DATASET EXTRACT:
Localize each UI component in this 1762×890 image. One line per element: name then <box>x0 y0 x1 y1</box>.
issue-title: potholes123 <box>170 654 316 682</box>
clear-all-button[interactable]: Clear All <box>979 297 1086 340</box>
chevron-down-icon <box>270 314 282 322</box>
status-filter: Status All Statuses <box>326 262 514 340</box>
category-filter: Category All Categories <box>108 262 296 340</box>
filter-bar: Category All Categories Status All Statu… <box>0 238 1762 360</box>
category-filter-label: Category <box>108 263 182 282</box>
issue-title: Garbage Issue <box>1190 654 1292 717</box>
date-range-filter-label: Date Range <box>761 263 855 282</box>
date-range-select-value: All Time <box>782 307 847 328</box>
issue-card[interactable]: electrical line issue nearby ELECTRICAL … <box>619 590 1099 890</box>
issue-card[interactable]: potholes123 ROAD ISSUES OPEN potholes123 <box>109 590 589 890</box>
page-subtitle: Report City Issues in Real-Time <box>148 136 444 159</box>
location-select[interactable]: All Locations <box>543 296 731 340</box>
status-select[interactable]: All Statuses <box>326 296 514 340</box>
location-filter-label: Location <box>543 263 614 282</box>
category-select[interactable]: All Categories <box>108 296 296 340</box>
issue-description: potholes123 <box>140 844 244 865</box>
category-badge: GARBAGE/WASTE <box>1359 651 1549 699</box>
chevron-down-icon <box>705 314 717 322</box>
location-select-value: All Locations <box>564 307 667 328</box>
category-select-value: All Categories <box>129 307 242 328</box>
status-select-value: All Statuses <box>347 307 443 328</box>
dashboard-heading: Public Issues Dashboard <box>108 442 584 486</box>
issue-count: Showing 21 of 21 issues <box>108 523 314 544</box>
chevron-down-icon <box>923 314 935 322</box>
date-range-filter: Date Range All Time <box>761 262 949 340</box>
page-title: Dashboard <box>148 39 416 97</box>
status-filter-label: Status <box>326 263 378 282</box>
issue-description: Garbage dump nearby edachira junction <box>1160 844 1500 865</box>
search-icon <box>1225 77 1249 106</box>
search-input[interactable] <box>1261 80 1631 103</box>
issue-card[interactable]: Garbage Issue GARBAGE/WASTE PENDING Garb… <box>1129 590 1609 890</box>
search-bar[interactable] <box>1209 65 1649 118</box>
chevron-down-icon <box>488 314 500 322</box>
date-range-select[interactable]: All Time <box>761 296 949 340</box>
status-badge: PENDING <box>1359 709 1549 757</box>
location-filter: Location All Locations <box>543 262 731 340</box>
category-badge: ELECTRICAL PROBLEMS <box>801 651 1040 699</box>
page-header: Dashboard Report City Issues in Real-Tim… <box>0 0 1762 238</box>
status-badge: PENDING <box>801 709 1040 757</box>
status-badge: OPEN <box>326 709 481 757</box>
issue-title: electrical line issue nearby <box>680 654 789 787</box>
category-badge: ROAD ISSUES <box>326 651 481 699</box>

TASK TO CARRY OUT: Set down the records above word for word, from the start through the line with "issue-title: Garbage Issue", including that line.

OUTPUT OF THE TASK:
Localize each UI component in this 1762×890 image. One line per element: name then <box>x0 y0 x1 y1</box>.
issue-title: potholes123 <box>170 654 316 682</box>
clear-all-button[interactable]: Clear All <box>979 297 1086 340</box>
chevron-down-icon <box>270 314 282 322</box>
status-filter: Status All Statuses <box>326 262 514 340</box>
category-filter: Category All Categories <box>108 262 296 340</box>
filter-bar: Category All Categories Status All Statu… <box>0 238 1762 360</box>
category-filter-label: Category <box>108 263 182 282</box>
issue-title: Garbage Issue <box>1190 654 1292 717</box>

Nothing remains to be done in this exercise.